>>

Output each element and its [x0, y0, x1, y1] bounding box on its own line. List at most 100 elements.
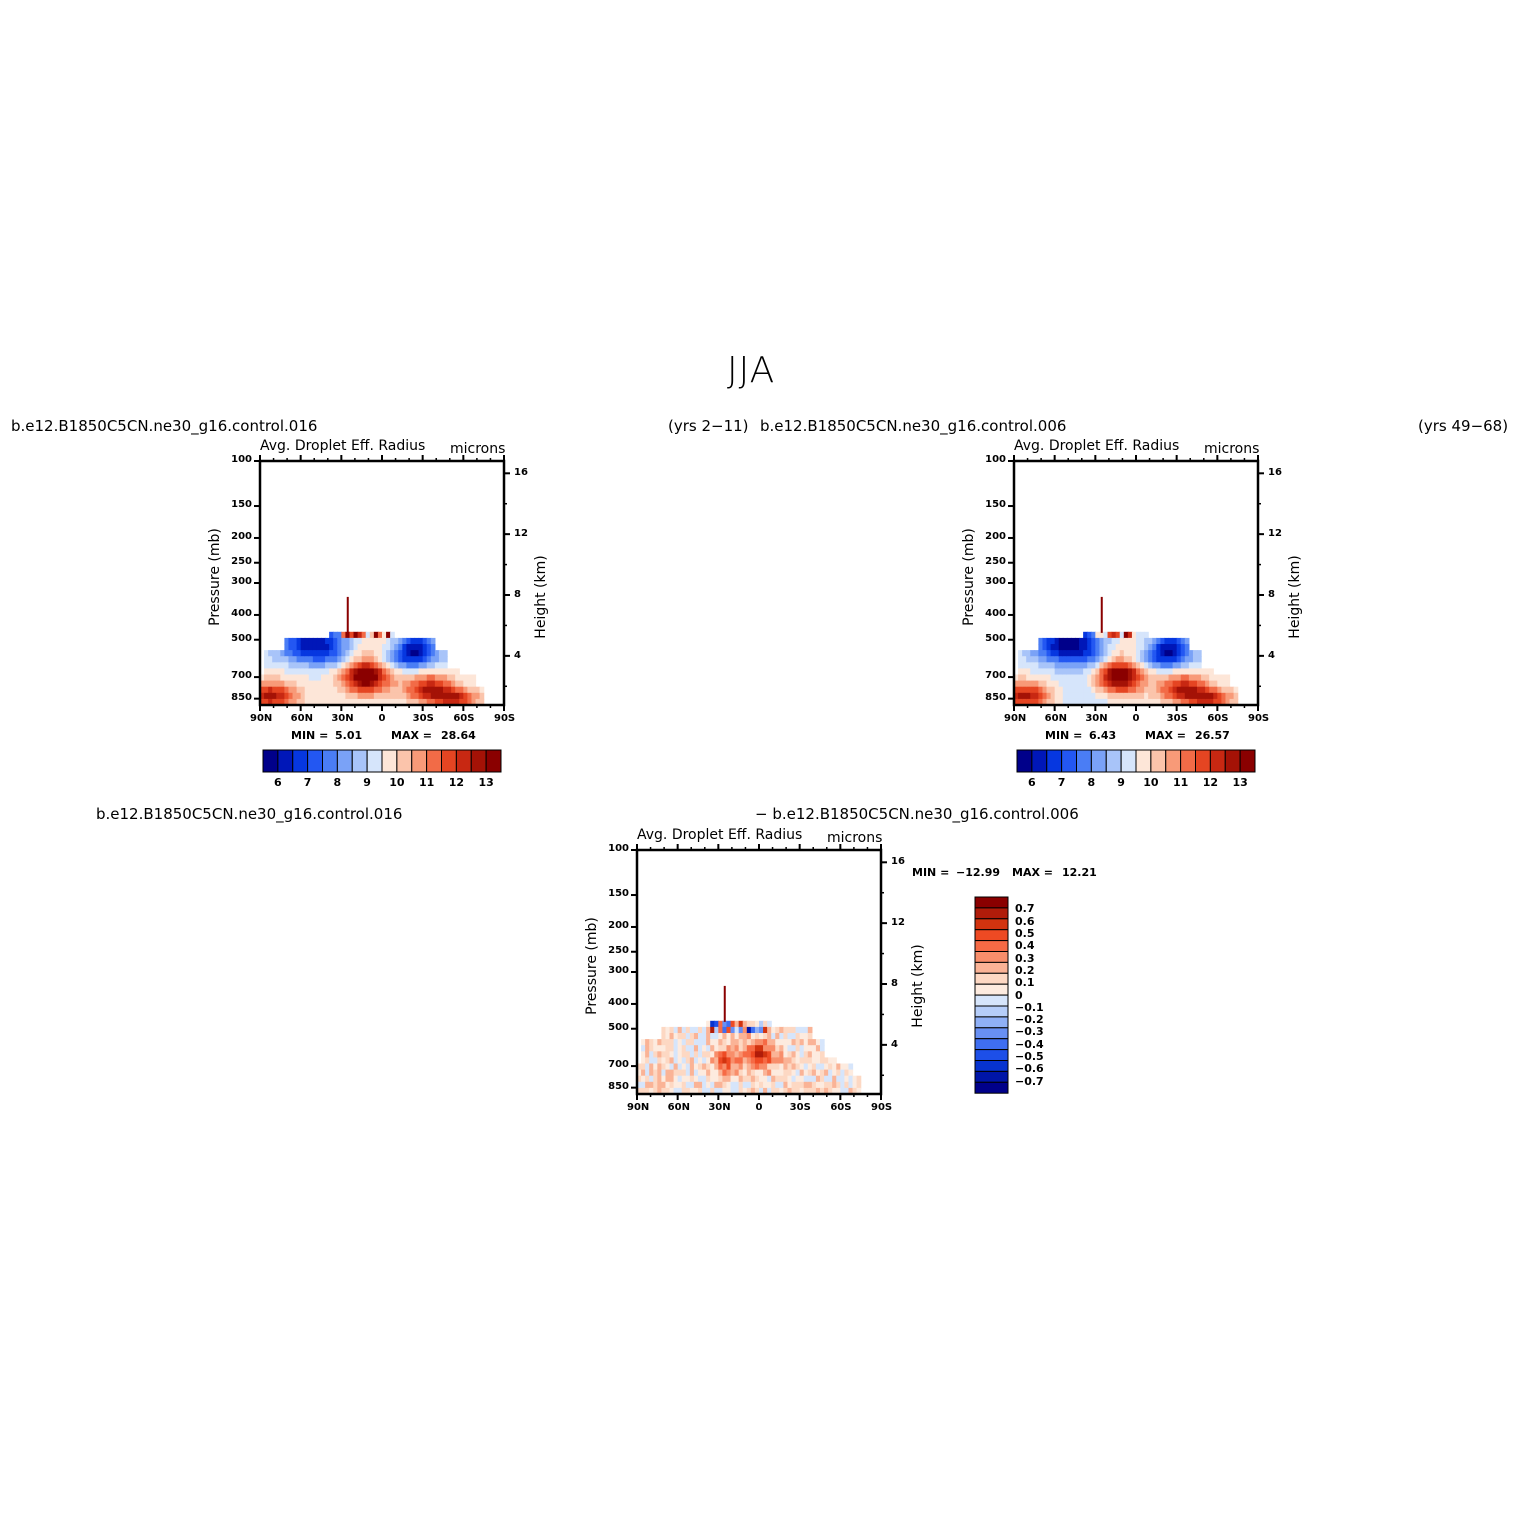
- spike-mark: [346, 596, 349, 633]
- y-tick-label: 300: [985, 576, 1006, 587]
- min-value: 5.01: [335, 729, 363, 742]
- y-right-tick-label: 4: [1268, 649, 1275, 661]
- colorbar-label: 7: [1057, 776, 1066, 789]
- panel-title: Avg. Droplet Eff. Radius: [1014, 438, 1180, 454]
- y-tick-label: 850: [608, 1080, 629, 1092]
- y-right-tick-label: 8: [514, 589, 521, 600]
- x-tick-label: 30N: [331, 713, 354, 724]
- y-right-tick-label: 16: [891, 856, 905, 868]
- max-label: MAX =: [1145, 729, 1186, 742]
- colorbar-label: 9: [1117, 776, 1125, 789]
- y-tick-label: 850: [231, 691, 252, 703]
- y-tick-label: 400: [608, 996, 629, 1008]
- colorbar-swatch: [974, 1027, 1009, 1040]
- colorbar-label: 7: [303, 776, 312, 789]
- colorbar-swatch: [974, 983, 1009, 996]
- y-right-tick-label: 12: [514, 528, 528, 540]
- y-tick-label: 100: [985, 454, 1006, 465]
- colorbar-label: −0.5: [1015, 1050, 1044, 1064]
- colorbar-label: −0.7: [1015, 1074, 1044, 1088]
- colorbar-swatch: [974, 1016, 1009, 1029]
- colorbar-swatch: [974, 1081, 1009, 1094]
- min-value: −12.99: [956, 866, 1001, 879]
- colorbar-label: 0.6: [1015, 914, 1035, 928]
- heatmap-field: [1014, 631, 1239, 706]
- y-right-tick-label: 16: [514, 467, 528, 479]
- panel-title: Avg. Droplet Eff. Radius: [260, 438, 426, 454]
- x-tick-label: 30S: [1166, 713, 1188, 724]
- x-tick-label: 90S: [1248, 713, 1270, 724]
- y-tick-label: 500: [985, 632, 1006, 644]
- y-right-tick-label: 12: [891, 917, 905, 929]
- min-value: 6.43: [1089, 729, 1117, 742]
- panel-title: Avg. Droplet Eff. Radius: [637, 827, 803, 843]
- colorbar-label: 13: [1232, 776, 1248, 789]
- colorbar-swatch: [974, 929, 1009, 942]
- x-tick-label: 90N: [627, 1102, 650, 1113]
- y-tick-label: 100: [608, 843, 629, 854]
- y-tick-label: 300: [608, 965, 629, 976]
- min-label: MIN =: [291, 729, 329, 742]
- x-tick-label: 30S: [789, 1102, 811, 1113]
- y-tick-label: 700: [985, 670, 1006, 682]
- x-tick-label: 60S: [1207, 713, 1229, 724]
- colorbar-label: 8: [333, 776, 342, 789]
- y-tick-label: 250: [231, 555, 252, 567]
- y-tick-label: 250: [985, 555, 1006, 567]
- colorbar-label: 11: [1172, 776, 1189, 789]
- panel-units: microns: [1204, 441, 1260, 457]
- y-tick-label: 500: [231, 632, 252, 644]
- colorbar-label: −0.2: [1015, 1013, 1044, 1027]
- y-tick-label: 150: [985, 499, 1006, 511]
- x-tick-label: 30N: [708, 1102, 731, 1113]
- y-tick-label: 150: [608, 888, 629, 900]
- case1-years: (yrs 2−11): [668, 417, 749, 435]
- colorbar-swatch: [974, 1049, 1009, 1061]
- colorbar-label: 0: [1015, 988, 1023, 1002]
- y-right-tick-label: 8: [1268, 589, 1275, 600]
- case1-label: b.e12.B1850C5CN.ne30_g16.control.016: [11, 417, 318, 435]
- y-tick-label: 250: [608, 944, 629, 956]
- x-tick-label: 0: [1132, 713, 1140, 724]
- x-tick-label: 60N: [667, 1102, 690, 1113]
- min-label: MIN =: [912, 866, 950, 879]
- colorbar-swatch: [1239, 749, 1256, 773]
- x-tick-label: 30N: [1085, 713, 1108, 724]
- colorbar-label: 0.5: [1015, 926, 1035, 940]
- y-tick-label: 400: [985, 607, 1006, 619]
- case2-label: b.e12.B1850C5CN.ne30_g16.control.006: [760, 417, 1067, 435]
- colorbar-label: −0.1: [1015, 1000, 1044, 1014]
- colorbar-swatch: [974, 994, 1009, 1007]
- colorbar-label: 9: [363, 776, 371, 789]
- colorbar-label: 12: [1202, 776, 1219, 789]
- panel-units: microns: [827, 830, 883, 846]
- x-tick-label: 0: [755, 1102, 763, 1113]
- max-value: 26.57: [1195, 729, 1230, 742]
- colorbar-swatch: [974, 907, 1009, 920]
- x-tick-label: 30S: [412, 713, 434, 724]
- y-tick-label: 850: [985, 691, 1006, 703]
- x-tick-label: 60N: [1044, 713, 1067, 724]
- x-tick-label: 60S: [453, 713, 475, 724]
- colorbar-swatch: [974, 961, 1009, 974]
- case2-years: (yrs 49−68): [1418, 417, 1509, 435]
- spike-mark: [1100, 596, 1103, 633]
- y-right-axis-label: Height (km): [910, 944, 926, 1028]
- colorbar-swatch: [974, 1070, 1009, 1083]
- colorbar-swatch: [974, 940, 1009, 952]
- y-right-tick-label: 4: [891, 1038, 898, 1050]
- x-tick-label: 0: [378, 713, 386, 724]
- max-label: MAX =: [1012, 866, 1053, 879]
- y-right-tick-label: 4: [514, 649, 521, 661]
- y-tick-label: 400: [231, 607, 252, 619]
- y-tick-label: 700: [231, 670, 252, 682]
- colorbar-swatch: [974, 918, 1009, 931]
- max-value: 12.21: [1062, 866, 1097, 879]
- y-right-tick-label: 16: [1268, 467, 1282, 479]
- y-tick-label: 100: [231, 454, 252, 465]
- colorbar-swatch: [974, 896, 1009, 909]
- y-right-tick-label: 12: [1268, 528, 1282, 540]
- y-tick-label: 200: [608, 919, 629, 931]
- colorbar-label: 0.2: [1015, 963, 1035, 977]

<<

TASK DETAILS
Put every one of the rows above into a numbered list, leaving out blank lines and the pictures.

THE ANSWER
1. Output each element and its [x0, y0, x1, y1] bounding box on its own line. List at most 100 elements.
2. - spike-mark: [346, 596, 349, 633]
3. - y-tick-label: 300: [985, 576, 1006, 587]
4. - min-value: 5.01: [335, 729, 363, 742]
5. - y-right-tick-label: 4: [1268, 649, 1275, 661]
6. - colorbar-label: 7: [1057, 776, 1066, 789]
7. - panel-title: Avg. Droplet Eff. Radius: [1014, 438, 1180, 454]
8. - y-tick-label: 850: [608, 1080, 629, 1092]
9. - y-right-tick-label: 8: [514, 589, 521, 600]
10. - x-tick-label: 30N: [331, 713, 354, 724]
11. - y-right-tick-label: 16: [891, 856, 905, 868]
12. - max-label: MAX =: [1145, 729, 1186, 742]
13. - colorbar-label: 9: [1117, 776, 1125, 789]
14. - y-tick-label: 850: [231, 691, 252, 703]
15. - y-tick-label: 400: [608, 996, 629, 1008]
16. - colorbar-swatch: [974, 1027, 1009, 1040]
17. - colorbar-label: 7: [303, 776, 312, 789]
18. - colorbar-swatch: [974, 983, 1009, 996]
19. - y-right-tick-label: 12: [514, 528, 528, 540]
20. - y-tick-label: 100: [985, 454, 1006, 465]
21. - colorbar-label: −0.5: [1015, 1050, 1044, 1064]
22. - colorbar-label: −0.7: [1015, 1074, 1044, 1088]
23. - colorbar-swatch: [974, 1016, 1009, 1029]
24. - colorbar-swatch: [974, 1081, 1009, 1094]
25. - min-value: −12.99: [956, 866, 1001, 879]
26. - colorbar-label: 0.6: [1015, 914, 1035, 928]
27. - heatmap-field: [1014, 631, 1239, 706]
28. - y-right-tick-label: 16: [514, 467, 528, 479]
29. - panel-title: Avg. Droplet Eff. Radius: [260, 438, 426, 454]
30. - x-tick-label: 30S: [1166, 713, 1188, 724]
31. - x-tick-label: 90S: [1248, 713, 1270, 724]
32. - y-tick-label: 500: [985, 632, 1006, 644]
33. - y-right-tick-label: 12: [891, 917, 905, 929]
34. - min-value: 6.43: [1089, 729, 1117, 742]
35. - panel-title: Avg. Droplet Eff. Radius: [637, 827, 803, 843]
36. - colorbar-label: 13: [1232, 776, 1248, 789]
37. - colorbar-swatch: [974, 929, 1009, 942]
38. - x-tick-label: 90N: [627, 1102, 650, 1113]
39. - y-tick-label: 100: [608, 843, 629, 854]
40. - y-tick-label: 300: [608, 965, 629, 976]
41. - min-label: MIN =: [291, 729, 329, 742]
42. - x-tick-label: 30S: [789, 1102, 811, 1113]
43. - y-tick-label: 700: [985, 670, 1006, 682]
44. - x-tick-label: 60S: [1207, 713, 1229, 724]
45. - colorbar-label: 8: [333, 776, 342, 789]
46. - y-tick-label: 250: [231, 555, 252, 567]
47. - y-tick-label: 250: [985, 555, 1006, 567]
48. - colorbar-label: 11: [1172, 776, 1189, 789]
49. - panel-units: microns: [1204, 441, 1260, 457]
50. - y-tick-label: 500: [231, 632, 252, 644]
51. - colorbar-label: −0.2: [1015, 1013, 1044, 1027]
52. - y-tick-label: 150: [985, 499, 1006, 511]
53. - x-tick-label: 30N: [708, 1102, 731, 1113]
54. - y-tick-label: 150: [608, 888, 629, 900]
55. - case1-years: (yrs 2−11): [668, 417, 749, 435]
56. - colorbar-swatch: [974, 1049, 1009, 1061]
57. - colorbar-label: 0: [1015, 988, 1023, 1002]
58. - y-right-tick-label: 8: [1268, 589, 1275, 600]
59. - case1-label: b.e12.B1850C5CN.ne30_g16.control.016: [11, 417, 318, 435]
60. - y-tick-label: 250: [608, 944, 629, 956]
61. - x-tick-label: 0: [1132, 713, 1140, 724]
62. - x-tick-label: 60N: [667, 1102, 690, 1113]
63. - min-label: MIN =: [912, 866, 950, 879]
64. - colorbar-swatch: [1239, 749, 1256, 773]
65. - x-tick-label: 30N: [1085, 713, 1108, 724]
66. - colorbar-label: 0.5: [1015, 926, 1035, 940]
67. - y-tick-label: 400: [985, 607, 1006, 619]
68. - case2-label: b.e12.B1850C5CN.ne30_g16.control.006: [760, 417, 1067, 435]
69. - colorbar-label: −0.1: [1015, 1000, 1044, 1014]
70. - colorbar-swatch: [974, 994, 1009, 1007]
71. - colorbar-label: 9: [363, 776, 371, 789]
72. - colorbar-label: 12: [1202, 776, 1219, 789]
73. - panel-units: microns: [827, 830, 883, 846]
74. - x-tick-label: 0: [755, 1102, 763, 1113]
75. - max-value: 26.57: [1195, 729, 1230, 742]
76. - colorbar-swatch: [974, 907, 1009, 920]
77. - x-tick-label: 30S: [412, 713, 434, 724]
78. - y-tick-label: 850: [985, 691, 1006, 703]
79. - x-tick-label: 60N: [1044, 713, 1067, 724]
80. - x-tick-label: 60S: [453, 713, 475, 724]
81. - colorbar-swatch: [974, 961, 1009, 974]
82. - case2-years: (yrs 49−68): [1418, 417, 1509, 435]
83. - spike-mark: [1100, 596, 1103, 633]
84. - y-right-axis-label: Height (km): [910, 944, 926, 1028]
85. - colorbar-swatch: [974, 1070, 1009, 1083]
86. - colorbar-swatch: [974, 940, 1009, 952]
87. - y-right-tick-label: 4: [891, 1038, 898, 1050]
88. - x-tick-label: 0: [378, 713, 386, 724]
89. - max-label: MAX =: [1012, 866, 1053, 879]
90. - y-right-tick-label: 4: [514, 649, 521, 661]
91. - y-tick-label: 400: [231, 607, 252, 619]
92. - y-tick-label: 700: [231, 670, 252, 682]
93. - colorbar-swatch: [974, 918, 1009, 931]
94. - max-value: 12.21: [1062, 866, 1097, 879]
95. - y-right-tick-label: 16: [1268, 467, 1282, 479]
96. - y-tick-label: 100: [231, 454, 252, 465]
97. - colorbar-swatch: [974, 896, 1009, 909]
98. - y-right-tick-label: 12: [1268, 528, 1282, 540]
99. - y-tick-label: 200: [608, 919, 629, 931]
100. - colorbar-label: 0.2: [1015, 963, 1035, 977]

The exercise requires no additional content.